* Requirement: Comb the records below for the string "File" and copy each line where it turns up.
---- Exercise materials
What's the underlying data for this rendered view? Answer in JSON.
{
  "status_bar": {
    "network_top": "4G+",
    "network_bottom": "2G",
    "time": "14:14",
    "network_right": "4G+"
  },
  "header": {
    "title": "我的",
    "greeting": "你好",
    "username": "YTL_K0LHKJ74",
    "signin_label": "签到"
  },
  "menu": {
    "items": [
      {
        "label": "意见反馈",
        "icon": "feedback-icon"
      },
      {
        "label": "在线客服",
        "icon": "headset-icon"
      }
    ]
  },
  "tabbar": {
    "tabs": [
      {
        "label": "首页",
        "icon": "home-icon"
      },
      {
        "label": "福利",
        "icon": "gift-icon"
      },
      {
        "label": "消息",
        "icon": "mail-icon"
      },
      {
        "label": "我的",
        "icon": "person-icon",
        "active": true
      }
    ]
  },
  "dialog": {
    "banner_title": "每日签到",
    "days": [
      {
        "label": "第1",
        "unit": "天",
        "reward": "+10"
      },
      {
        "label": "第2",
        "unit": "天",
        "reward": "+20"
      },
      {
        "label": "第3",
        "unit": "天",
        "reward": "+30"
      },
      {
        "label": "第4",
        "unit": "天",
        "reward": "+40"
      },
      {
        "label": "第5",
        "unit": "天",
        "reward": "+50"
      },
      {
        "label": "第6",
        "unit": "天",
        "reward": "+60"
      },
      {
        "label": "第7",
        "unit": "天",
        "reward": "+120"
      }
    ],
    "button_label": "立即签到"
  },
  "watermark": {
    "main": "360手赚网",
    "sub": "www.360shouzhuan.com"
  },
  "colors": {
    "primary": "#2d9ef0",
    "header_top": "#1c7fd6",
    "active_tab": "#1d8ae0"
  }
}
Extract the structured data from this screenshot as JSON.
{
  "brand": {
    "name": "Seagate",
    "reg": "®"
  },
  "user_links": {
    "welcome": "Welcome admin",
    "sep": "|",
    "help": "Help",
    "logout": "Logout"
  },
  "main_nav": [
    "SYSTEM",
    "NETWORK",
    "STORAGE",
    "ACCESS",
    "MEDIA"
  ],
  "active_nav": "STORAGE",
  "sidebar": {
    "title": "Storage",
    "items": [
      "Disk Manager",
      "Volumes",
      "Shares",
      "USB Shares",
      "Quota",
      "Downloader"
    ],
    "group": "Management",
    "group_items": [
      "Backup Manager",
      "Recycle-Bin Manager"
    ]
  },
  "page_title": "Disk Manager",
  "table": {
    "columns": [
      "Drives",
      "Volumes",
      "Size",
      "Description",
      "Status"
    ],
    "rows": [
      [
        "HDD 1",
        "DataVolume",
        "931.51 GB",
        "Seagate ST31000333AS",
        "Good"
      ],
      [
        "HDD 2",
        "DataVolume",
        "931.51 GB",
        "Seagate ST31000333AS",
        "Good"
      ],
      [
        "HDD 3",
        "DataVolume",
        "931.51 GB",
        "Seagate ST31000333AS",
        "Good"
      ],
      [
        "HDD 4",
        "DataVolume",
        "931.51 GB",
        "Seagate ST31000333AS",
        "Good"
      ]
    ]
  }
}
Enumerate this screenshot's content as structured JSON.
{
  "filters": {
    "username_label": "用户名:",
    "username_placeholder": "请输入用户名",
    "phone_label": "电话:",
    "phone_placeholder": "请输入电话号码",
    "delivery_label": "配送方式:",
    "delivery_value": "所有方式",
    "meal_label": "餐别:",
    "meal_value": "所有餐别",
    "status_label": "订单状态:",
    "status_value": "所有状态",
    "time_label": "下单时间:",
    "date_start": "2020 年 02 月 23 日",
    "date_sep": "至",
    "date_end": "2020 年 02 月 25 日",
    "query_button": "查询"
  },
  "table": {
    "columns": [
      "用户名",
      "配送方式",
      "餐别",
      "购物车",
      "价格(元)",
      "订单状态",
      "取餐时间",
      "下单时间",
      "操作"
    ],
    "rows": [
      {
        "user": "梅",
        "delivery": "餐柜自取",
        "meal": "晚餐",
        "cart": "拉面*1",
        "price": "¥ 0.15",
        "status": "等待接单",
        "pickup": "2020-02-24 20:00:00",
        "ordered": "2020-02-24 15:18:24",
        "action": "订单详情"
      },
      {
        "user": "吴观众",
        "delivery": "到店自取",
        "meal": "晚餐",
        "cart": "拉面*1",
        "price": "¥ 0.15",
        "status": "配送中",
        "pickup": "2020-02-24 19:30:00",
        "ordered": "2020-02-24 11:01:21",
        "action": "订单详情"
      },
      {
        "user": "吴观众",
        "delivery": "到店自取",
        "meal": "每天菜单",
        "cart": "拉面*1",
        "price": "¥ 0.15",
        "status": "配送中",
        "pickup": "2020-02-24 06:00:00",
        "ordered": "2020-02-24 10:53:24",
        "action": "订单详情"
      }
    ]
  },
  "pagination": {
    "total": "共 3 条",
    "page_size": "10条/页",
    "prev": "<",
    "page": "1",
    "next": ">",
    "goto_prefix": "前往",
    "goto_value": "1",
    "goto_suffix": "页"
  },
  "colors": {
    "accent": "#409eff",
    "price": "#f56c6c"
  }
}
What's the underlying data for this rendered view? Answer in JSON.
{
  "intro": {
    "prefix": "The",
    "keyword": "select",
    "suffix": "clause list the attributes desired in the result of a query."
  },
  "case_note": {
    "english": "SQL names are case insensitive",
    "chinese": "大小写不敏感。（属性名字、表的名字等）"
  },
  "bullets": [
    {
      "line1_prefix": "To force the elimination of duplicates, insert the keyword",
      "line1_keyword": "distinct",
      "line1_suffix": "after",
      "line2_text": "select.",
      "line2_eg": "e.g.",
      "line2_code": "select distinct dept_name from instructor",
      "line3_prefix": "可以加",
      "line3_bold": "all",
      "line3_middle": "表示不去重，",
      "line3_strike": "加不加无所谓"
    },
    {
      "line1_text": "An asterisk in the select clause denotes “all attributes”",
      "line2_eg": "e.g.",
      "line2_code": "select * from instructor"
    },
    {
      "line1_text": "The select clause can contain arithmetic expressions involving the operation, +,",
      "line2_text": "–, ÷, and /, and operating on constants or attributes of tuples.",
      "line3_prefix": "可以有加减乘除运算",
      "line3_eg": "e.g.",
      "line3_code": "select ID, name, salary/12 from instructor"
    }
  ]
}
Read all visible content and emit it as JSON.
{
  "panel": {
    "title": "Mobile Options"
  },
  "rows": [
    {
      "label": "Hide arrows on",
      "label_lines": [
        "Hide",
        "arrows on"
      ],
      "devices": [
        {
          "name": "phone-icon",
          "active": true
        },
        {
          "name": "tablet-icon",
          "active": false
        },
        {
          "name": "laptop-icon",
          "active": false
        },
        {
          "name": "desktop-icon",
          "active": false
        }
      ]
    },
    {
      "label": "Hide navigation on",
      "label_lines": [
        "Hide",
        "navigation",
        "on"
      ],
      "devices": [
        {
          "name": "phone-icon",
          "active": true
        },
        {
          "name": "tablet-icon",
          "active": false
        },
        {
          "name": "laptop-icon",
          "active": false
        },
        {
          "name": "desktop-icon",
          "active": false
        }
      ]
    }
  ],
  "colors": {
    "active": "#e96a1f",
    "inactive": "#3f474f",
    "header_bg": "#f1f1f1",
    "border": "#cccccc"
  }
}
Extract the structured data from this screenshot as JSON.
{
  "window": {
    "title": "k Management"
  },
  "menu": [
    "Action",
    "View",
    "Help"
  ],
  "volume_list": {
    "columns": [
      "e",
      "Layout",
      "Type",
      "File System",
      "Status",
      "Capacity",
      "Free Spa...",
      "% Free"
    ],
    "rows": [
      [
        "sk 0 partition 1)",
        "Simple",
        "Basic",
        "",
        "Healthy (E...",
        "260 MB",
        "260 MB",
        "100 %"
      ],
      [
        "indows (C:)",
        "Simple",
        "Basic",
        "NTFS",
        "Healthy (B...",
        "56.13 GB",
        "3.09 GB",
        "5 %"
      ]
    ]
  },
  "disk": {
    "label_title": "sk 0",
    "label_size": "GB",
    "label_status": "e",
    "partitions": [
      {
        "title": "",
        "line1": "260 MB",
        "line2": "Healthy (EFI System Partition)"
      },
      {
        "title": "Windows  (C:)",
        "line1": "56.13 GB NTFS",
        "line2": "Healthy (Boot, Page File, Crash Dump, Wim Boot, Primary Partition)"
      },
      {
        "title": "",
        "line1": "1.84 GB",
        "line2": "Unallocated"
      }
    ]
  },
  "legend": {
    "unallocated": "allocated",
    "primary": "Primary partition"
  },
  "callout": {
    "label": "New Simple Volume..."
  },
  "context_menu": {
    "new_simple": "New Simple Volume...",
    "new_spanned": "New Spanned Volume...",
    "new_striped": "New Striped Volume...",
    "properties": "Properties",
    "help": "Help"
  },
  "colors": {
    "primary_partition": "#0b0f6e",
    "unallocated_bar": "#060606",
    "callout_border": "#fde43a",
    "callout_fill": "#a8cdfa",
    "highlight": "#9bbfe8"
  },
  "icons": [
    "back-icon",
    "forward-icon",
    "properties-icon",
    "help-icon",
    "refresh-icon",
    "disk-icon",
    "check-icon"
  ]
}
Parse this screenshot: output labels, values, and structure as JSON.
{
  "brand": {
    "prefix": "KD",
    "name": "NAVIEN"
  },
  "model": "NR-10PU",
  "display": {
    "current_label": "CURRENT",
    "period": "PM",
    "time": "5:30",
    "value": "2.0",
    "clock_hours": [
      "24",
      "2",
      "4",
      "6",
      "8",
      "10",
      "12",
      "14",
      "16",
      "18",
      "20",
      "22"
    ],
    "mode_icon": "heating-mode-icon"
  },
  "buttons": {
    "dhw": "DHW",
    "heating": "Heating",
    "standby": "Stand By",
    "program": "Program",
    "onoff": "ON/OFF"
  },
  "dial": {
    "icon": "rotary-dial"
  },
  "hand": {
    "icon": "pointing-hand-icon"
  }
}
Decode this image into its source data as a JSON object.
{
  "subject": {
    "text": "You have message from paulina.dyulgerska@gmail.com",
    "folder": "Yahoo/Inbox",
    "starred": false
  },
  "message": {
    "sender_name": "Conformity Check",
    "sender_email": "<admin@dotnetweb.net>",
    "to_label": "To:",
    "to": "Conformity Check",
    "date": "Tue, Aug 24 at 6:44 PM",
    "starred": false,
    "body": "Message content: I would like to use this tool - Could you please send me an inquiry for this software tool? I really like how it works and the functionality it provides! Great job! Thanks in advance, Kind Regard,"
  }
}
--------
* Reply:
      "File System",
        "line2": "Healthy (Boot, Page File, Crash Dump, Wim Boot, Primary Partition)"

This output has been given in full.